• _Written problem_
From the entries below, pull out each line where "that" appears.

=======

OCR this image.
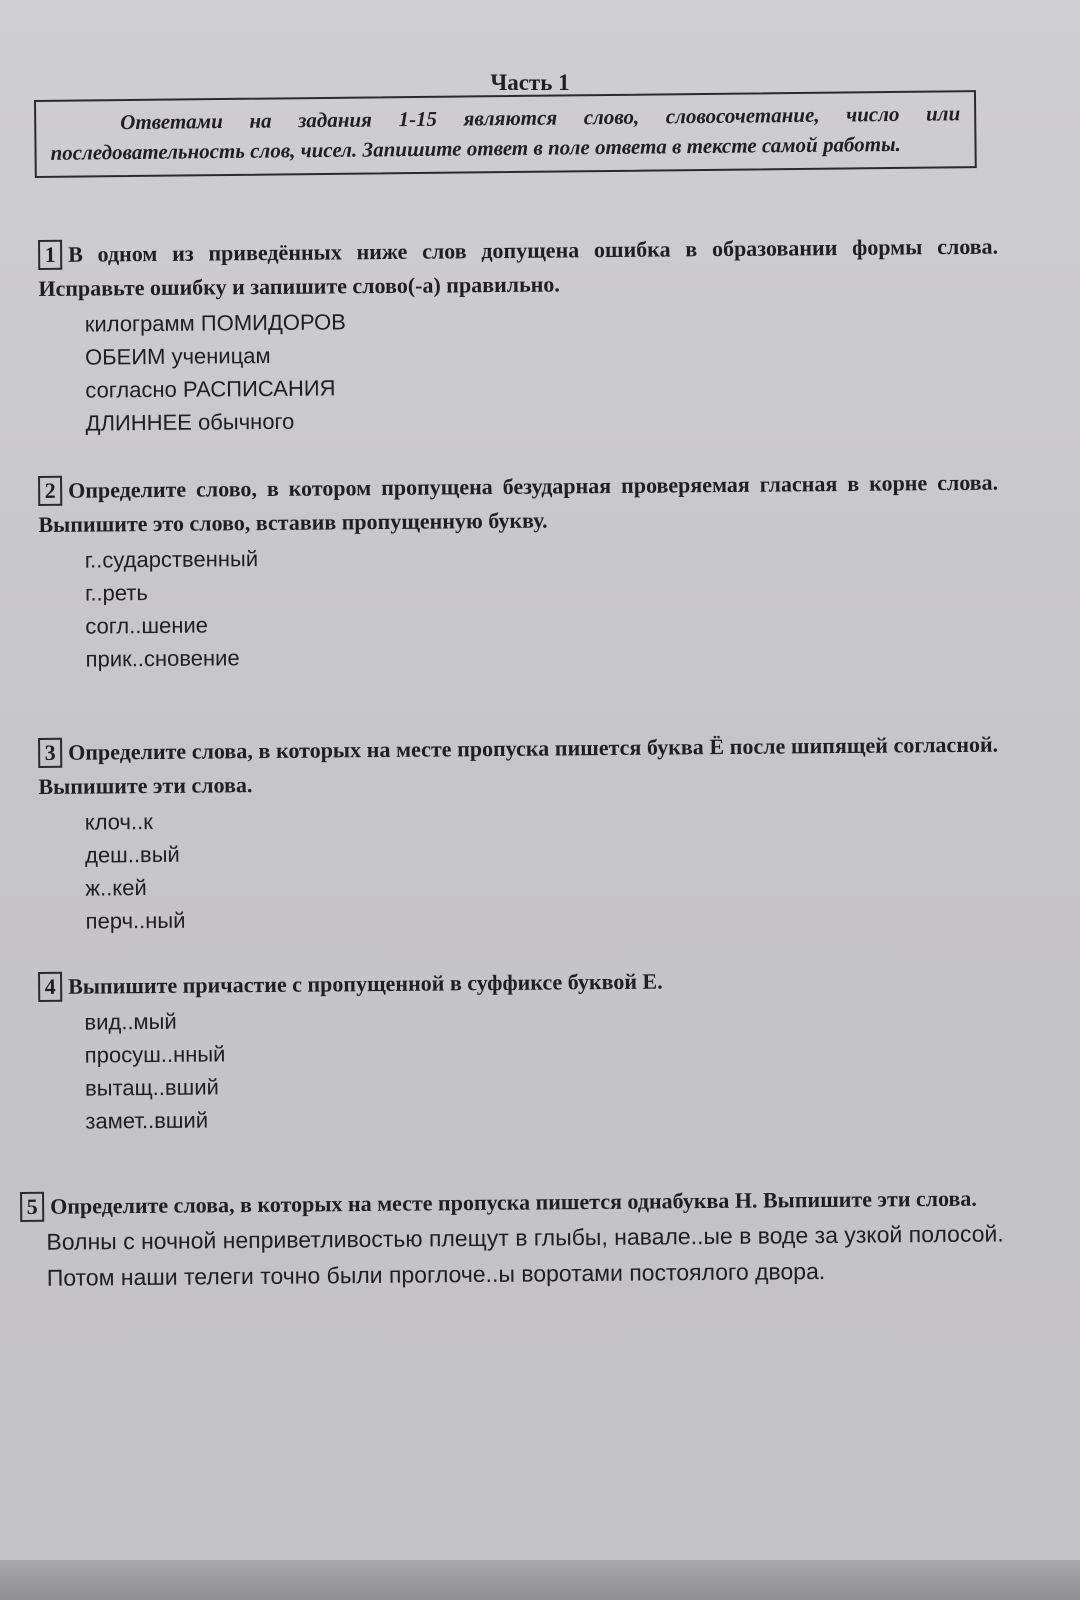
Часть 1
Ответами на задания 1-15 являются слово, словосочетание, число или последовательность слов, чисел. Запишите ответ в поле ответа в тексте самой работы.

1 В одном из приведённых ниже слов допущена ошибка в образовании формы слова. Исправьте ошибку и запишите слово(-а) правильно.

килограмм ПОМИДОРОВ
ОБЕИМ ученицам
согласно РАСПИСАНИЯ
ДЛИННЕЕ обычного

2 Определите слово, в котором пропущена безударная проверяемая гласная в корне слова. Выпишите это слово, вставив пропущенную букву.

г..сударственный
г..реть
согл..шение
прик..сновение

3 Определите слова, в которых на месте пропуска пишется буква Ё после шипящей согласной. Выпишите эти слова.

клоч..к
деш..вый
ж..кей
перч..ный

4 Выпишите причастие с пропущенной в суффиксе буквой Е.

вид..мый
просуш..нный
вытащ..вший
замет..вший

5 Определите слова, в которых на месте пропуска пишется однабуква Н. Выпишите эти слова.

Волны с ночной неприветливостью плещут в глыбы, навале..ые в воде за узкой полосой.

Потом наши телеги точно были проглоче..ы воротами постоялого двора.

=======

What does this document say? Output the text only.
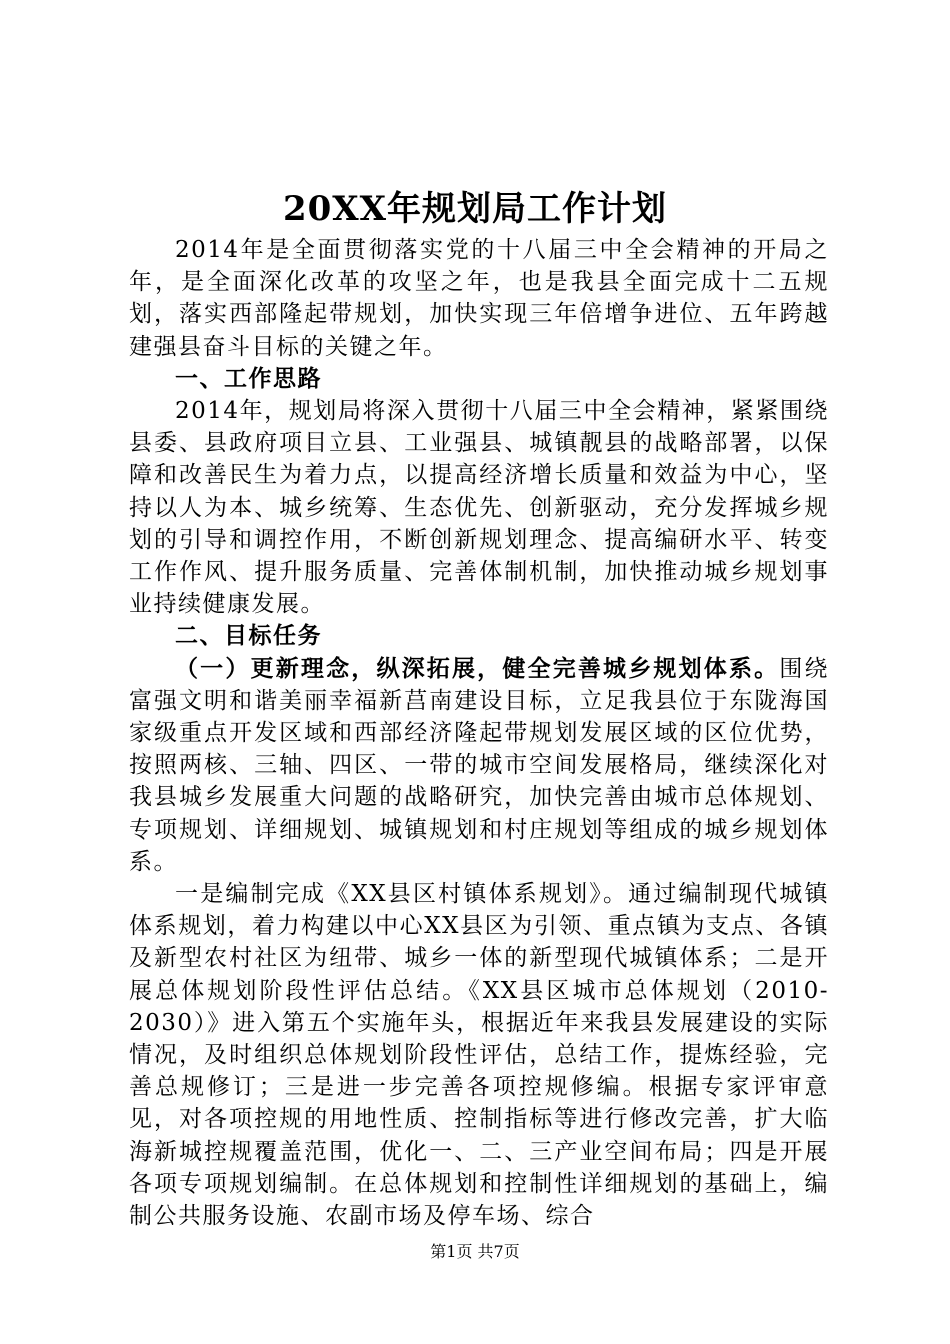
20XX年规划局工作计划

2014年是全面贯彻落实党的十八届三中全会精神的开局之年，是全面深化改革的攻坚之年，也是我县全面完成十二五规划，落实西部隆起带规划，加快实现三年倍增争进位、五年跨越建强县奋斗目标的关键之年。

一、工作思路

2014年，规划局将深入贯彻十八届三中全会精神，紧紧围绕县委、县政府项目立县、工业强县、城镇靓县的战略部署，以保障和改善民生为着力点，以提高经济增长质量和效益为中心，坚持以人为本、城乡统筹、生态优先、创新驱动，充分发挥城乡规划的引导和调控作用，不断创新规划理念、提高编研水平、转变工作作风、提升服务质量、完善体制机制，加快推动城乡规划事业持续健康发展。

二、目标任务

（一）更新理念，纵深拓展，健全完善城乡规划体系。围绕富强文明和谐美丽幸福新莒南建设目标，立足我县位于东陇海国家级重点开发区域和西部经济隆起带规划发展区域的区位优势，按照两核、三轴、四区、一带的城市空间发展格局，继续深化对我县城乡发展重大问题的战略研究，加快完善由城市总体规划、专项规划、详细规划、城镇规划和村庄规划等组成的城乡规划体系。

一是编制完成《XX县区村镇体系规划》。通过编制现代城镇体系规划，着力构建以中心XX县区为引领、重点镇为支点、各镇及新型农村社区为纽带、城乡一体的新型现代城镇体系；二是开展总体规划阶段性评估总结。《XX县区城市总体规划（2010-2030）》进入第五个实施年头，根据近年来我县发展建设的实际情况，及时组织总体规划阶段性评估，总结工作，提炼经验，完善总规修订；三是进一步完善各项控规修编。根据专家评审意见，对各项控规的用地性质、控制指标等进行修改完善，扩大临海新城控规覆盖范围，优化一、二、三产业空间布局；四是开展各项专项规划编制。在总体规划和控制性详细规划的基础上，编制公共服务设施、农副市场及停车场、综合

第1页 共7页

=======

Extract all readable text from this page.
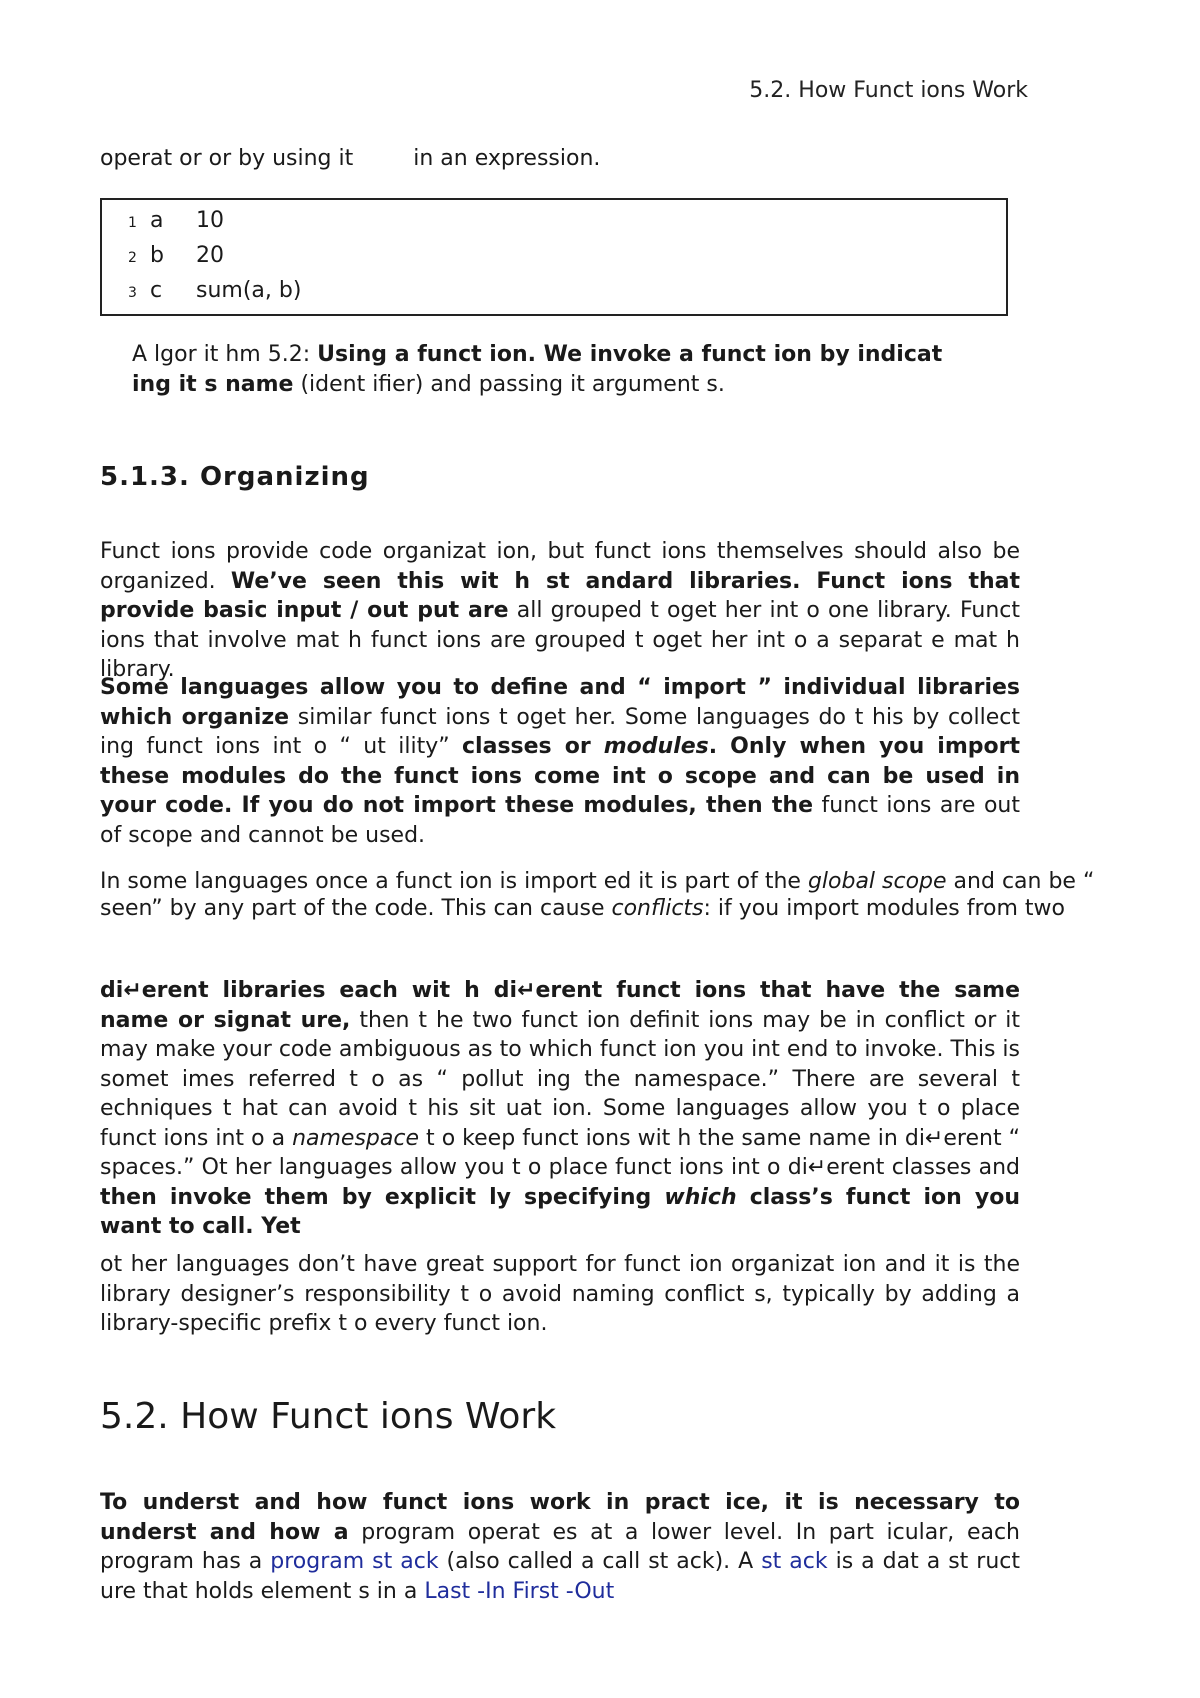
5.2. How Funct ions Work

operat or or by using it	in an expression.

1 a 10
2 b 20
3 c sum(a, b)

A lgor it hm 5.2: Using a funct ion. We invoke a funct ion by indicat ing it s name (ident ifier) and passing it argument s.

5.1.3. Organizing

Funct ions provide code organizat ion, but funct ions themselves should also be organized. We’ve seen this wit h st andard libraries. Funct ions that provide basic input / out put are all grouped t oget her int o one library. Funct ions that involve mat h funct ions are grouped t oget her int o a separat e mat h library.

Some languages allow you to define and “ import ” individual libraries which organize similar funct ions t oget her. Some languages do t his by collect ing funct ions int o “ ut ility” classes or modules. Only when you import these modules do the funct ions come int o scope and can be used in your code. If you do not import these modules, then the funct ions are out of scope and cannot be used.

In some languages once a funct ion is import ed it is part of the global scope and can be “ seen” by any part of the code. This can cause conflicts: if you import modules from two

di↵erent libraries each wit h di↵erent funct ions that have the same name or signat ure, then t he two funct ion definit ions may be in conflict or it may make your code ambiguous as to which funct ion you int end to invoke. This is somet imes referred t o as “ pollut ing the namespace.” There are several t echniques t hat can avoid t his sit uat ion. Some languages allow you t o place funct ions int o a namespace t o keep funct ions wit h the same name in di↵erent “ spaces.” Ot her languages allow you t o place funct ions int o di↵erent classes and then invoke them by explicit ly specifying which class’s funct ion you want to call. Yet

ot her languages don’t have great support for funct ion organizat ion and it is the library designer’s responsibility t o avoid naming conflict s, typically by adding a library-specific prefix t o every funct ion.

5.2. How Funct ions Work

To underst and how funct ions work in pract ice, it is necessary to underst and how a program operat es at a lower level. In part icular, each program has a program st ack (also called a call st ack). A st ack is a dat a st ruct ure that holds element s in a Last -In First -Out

=======

• _Finished answer_
Funct ions provide code organizat ion, but funct ions themselves should also be organized. We’ve seen this wit h st andard libraries. Funct ions that provide basic input / out put are all grouped t oget her int o one library. Funct ions that involve mat h funct ions are grouped t oget her int o a separat e mat h library.
di↵erent libraries each wit h di↵erent funct ions that have the same name or signat ure, then t he two funct ion definit ions may be in conflict or it may make your code ambiguous as to which funct ion you int end to invoke. This is somet imes referred t o as “ pollut ing the namespace.” There are several t echniques t hat can avoid t his sit uat ion. Some languages allow you t o place funct ions int o a namespace t o keep funct ions wit h the same name in di↵erent “ spaces.” Ot her languages allow you t o place funct ions int o di↵erent classes and then invoke them by explicit ly specifying which class’s funct ion you want to call. Yet
To underst and how funct ions work in pract ice, it is necessary to underst and how a program operat es at a lower level. In part icular, each program has a program st ack (also called a call st ack). A st ack is a dat a st ruct ure that holds element s in a Last -In First -Out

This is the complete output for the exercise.